Stated problem » Reproduce the listing below without any change.

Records
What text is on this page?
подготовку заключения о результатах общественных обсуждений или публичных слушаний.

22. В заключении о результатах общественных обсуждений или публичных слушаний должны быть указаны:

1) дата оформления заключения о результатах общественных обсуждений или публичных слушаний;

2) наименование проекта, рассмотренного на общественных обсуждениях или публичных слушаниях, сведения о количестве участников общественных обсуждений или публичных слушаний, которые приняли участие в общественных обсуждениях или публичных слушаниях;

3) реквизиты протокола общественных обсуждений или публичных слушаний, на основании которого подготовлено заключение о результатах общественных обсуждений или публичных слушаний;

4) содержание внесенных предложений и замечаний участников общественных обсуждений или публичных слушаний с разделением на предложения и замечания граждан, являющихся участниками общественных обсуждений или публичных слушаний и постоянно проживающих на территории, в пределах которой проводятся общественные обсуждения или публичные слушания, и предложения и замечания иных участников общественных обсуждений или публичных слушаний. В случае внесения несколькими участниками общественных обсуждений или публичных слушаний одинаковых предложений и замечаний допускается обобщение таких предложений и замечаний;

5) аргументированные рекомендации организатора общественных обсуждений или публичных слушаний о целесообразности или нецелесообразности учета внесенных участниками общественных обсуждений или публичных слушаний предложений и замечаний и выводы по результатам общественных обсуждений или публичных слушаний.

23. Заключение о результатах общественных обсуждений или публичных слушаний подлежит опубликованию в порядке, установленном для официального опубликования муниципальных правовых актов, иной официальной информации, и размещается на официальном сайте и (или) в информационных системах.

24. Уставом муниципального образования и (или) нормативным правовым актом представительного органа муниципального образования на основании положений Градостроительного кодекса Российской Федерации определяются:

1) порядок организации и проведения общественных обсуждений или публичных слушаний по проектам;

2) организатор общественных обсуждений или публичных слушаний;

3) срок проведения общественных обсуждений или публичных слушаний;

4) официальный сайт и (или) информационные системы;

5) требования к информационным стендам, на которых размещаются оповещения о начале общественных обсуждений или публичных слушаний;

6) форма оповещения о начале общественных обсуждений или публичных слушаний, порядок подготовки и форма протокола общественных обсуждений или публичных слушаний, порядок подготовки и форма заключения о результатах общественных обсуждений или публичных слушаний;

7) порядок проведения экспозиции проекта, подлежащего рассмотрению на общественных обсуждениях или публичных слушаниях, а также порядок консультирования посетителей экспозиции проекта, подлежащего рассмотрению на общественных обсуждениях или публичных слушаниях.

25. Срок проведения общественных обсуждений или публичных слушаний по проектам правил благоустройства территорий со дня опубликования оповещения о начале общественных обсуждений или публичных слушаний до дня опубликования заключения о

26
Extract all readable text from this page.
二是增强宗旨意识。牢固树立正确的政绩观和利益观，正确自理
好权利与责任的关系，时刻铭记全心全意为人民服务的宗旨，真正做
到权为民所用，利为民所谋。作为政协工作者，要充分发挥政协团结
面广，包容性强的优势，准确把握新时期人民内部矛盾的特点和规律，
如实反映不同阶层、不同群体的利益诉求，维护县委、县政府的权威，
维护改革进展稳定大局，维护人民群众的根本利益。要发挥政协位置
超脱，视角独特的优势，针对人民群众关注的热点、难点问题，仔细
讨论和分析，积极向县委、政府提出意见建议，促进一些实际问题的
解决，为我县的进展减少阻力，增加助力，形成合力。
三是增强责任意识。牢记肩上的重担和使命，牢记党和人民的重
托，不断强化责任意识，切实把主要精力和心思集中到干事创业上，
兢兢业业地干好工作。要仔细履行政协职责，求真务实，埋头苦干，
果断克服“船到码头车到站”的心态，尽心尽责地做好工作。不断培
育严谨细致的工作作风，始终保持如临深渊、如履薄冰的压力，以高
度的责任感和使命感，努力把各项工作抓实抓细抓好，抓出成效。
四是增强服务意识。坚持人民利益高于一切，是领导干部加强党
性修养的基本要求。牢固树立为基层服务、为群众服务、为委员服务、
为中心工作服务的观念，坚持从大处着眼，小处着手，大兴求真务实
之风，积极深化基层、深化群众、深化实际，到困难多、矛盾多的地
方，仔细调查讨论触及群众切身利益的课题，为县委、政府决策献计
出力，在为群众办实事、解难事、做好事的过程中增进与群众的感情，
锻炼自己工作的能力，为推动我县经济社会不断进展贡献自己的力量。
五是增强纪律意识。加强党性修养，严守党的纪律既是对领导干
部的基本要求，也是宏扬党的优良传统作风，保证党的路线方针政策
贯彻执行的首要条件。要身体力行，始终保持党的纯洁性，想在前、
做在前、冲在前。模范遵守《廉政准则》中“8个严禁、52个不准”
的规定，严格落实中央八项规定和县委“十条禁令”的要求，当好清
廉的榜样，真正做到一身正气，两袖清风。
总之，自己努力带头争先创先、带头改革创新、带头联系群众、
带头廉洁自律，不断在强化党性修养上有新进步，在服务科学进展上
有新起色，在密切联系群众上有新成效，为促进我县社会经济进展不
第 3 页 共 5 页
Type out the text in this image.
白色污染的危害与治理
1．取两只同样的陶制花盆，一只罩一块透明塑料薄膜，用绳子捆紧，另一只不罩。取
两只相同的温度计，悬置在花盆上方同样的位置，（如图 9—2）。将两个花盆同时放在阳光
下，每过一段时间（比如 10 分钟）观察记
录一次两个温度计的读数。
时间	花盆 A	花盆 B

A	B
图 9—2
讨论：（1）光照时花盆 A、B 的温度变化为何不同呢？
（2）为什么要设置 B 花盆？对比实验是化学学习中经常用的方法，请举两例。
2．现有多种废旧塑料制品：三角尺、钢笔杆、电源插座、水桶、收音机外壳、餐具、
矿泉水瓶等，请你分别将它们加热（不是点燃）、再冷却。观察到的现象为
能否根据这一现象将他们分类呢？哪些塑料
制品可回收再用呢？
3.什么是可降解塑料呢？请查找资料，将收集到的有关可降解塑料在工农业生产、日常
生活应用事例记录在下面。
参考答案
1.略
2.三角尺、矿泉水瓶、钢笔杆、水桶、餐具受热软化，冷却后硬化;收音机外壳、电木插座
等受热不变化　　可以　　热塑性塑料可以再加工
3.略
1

Exercise response »
What text is on this page?
подготовку заключения о результатах общественных обсуждений или публичных слушаний.

22. В заключении о результатах общественных обсуждений или публичных слушаний должны быть указаны:

1) дата оформления заключения о результатах общественных обсуждений или публичных слушаний;

2) наименование проекта, рассмотренного на общественных обсуждениях или публичных слушаниях, сведения о количестве участников общественных обсуждений или публичных слушаний, которые приняли участие в общественных обсуждениях или публичных слушаниях;

3) реквизиты протокола общественных обсуждений или публичных слушаний, на основании которого подготовлено заключение о результатах общественных обсуждений или публичных слушаний;

4) содержание внесенных предложений и замечаний участников общественных обсуждений или публичных слушаний с разделением на предложения и замечания граждан, являющихся участниками общественных обсуждений или публичных слушаний и постоянно проживающих на территории, в пределах которой проводятся общественные обсуждения или публичные слушания, и предложения и замечания иных участников общественных обсуждений или публичных слушаний. В случае внесения несколькими участниками общественных обсуждений или публичных слушаний одинаковых предложений и замечаний допускается обобщение таких предложений и замечаний;

5) аргументированные рекомендации организатора общественных обсуждений или публичных слушаний о целесообразности или нецелесообразности учета внесенных участниками общественных обсуждений или публичных слушаний предложений и замечаний и выводы по результатам общественных обсуждений или публичных слушаний.

23. Заключение о результатах общественных обсуждений или публичных слушаний подлежит опубликованию в порядке, установленном для официального опубликования муниципальных правовых актов, иной официальной информации, и размещается на официальном сайте и (или) в информационных системах.

24. Уставом муниципального образования и (или) нормативным правовым актом представительного органа муниципального образования на основании положений Градостроительного кодекса Российской Федерации определяются:

1) порядок организации и проведения общественных обсуждений или публичных слушаний по проектам;

2) организатор общественных обсуждений или публичных слушаний;

3) срок проведения общественных обсуждений или публичных слушаний;

4) официальный сайт и (или) информационные системы;

5) требования к информационным стендам, на которых размещаются оповещения о начале общественных обсуждений или публичных слушаний;

6) форма оповещения о начале общественных обсуждений или публичных слушаний, порядок подготовки и форма протокола общественных обсуждений или публичных слушаний, порядок подготовки и форма заключения о результатах общественных обсуждений или публичных слушаний;

7) порядок проведения экспозиции проекта, подлежащего рассмотрению на общественных обсуждениях или публичных слушаниях, а также порядок консультирования посетителей экспозиции проекта, подлежащего рассмотрению на общественных обсуждениях или публичных слушаниях.

25. Срок проведения общественных обсуждений или публичных слушаний по проектам правил благоустройства территорий со дня опубликования оповещения о начале общественных обсуждений или публичных слушаний до дня опубликования заключения о

26
Extract all readable text from this page.
二是增强宗旨意识。牢固树立正确的政绩观和利益观，正确自理
好权利与责任的关系，时刻铭记全心全意为人民服务的宗旨，真正做
到权为民所用，利为民所谋。作为政协工作者，要充分发挥政协团结
面广，包容性强的优势，准确把握新时期人民内部矛盾的特点和规律，
如实反映不同阶层、不同群体的利益诉求，维护县委、县政府的权威，
维护改革进展稳定大局，维护人民群众的根本利益。要发挥政协位置
超脱，视角独特的优势，针对人民群众关注的热点、难点问题，仔细
讨论和分析，积极向县委、政府提出意见建议，促进一些实际问题的
解决，为我县的进展减少阻力，增加助力，形成合力。
三是增强责任意识。牢记肩上的重担和使命，牢记党和人民的重
托，不断强化责任意识，切实把主要精力和心思集中到干事创业上，
兢兢业业地干好工作。要仔细履行政协职责，求真务实，埋头苦干，
果断克服“船到码头车到站”的心态，尽心尽责地做好工作。不断培
育严谨细致的工作作风，始终保持如临深渊、如履薄冰的压力，以高
度的责任感和使命感，努力把各项工作抓实抓细抓好，抓出成效。
四是增强服务意识。坚持人民利益高于一切，是领导干部加强党
性修养的基本要求。牢固树立为基层服务、为群众服务、为委员服务、
为中心工作服务的观念，坚持从大处着眼，小处着手，大兴求真务实
之风，积极深化基层、深化群众、深化实际，到困难多、矛盾多的地
方，仔细调查讨论触及群众切身利益的课题，为县委、政府决策献计
出力，在为群众办实事、解难事、做好事的过程中增进与群众的感情，
锻炼自己工作的能力，为推动我县经济社会不断进展贡献自己的力量。
五是增强纪律意识。加强党性修养，严守党的纪律既是对领导干
部的基本要求，也是宏扬党的优良传统作风，保证党的路线方针政策
贯彻执行的首要条件。要身体力行，始终保持党的纯洁性，想在前、
做在前、冲在前。模范遵守《廉政准则》中“8个严禁、52个不准”
的规定，严格落实中央八项规定和县委“十条禁令”的要求，当好清
廉的榜样，真正做到一身正气，两袖清风。
总之，自己努力带头争先创先、带头改革创新、带头联系群众、
带头廉洁自律，不断在强化党性修养上有新进步，在服务科学进展上
有新起色，在密切联系群众上有新成效，为促进我县社会经济进展不
第 3 页 共 5 页
Type out the text in this image.
白色污染的危害与治理
1．取两只同样的陶制花盆，一只罩一块透明塑料薄膜，用绳子捆紧，另一只不罩。取
两只相同的温度计，悬置在花盆上方同样的位置，（如图 9—2）。将两个花盆同时放在阳光
下，每过一段时间（比如 10 分钟）观察记
录一次两个温度计的读数。
时间	花盆 A	花盆 B

A	B
图 9—2
讨论：（1）光照时花盆 A、B 的温度变化为何不同呢？
（2）为什么要设置 B 花盆？对比实验是化学学习中经常用的方法，请举两例。
2．现有多种废旧塑料制品：三角尺、钢笔杆、电源插座、水桶、收音机外壳、餐具、
矿泉水瓶等，请你分别将它们加热（不是点燃）、再冷却。观察到的现象为
能否根据这一现象将他们分类呢？哪些塑料
制品可回收再用呢？
3.什么是可降解塑料呢？请查找资料，将收集到的有关可降解塑料在工农业生产、日常
生活应用事例记录在下面。
参考答案
1.略
2.三角尺、矿泉水瓶、钢笔杆、水桶、餐具受热软化，冷却后硬化;收音机外壳、电木插座
等受热不变化　　可以　　热塑性塑料可以再加工
3.略
1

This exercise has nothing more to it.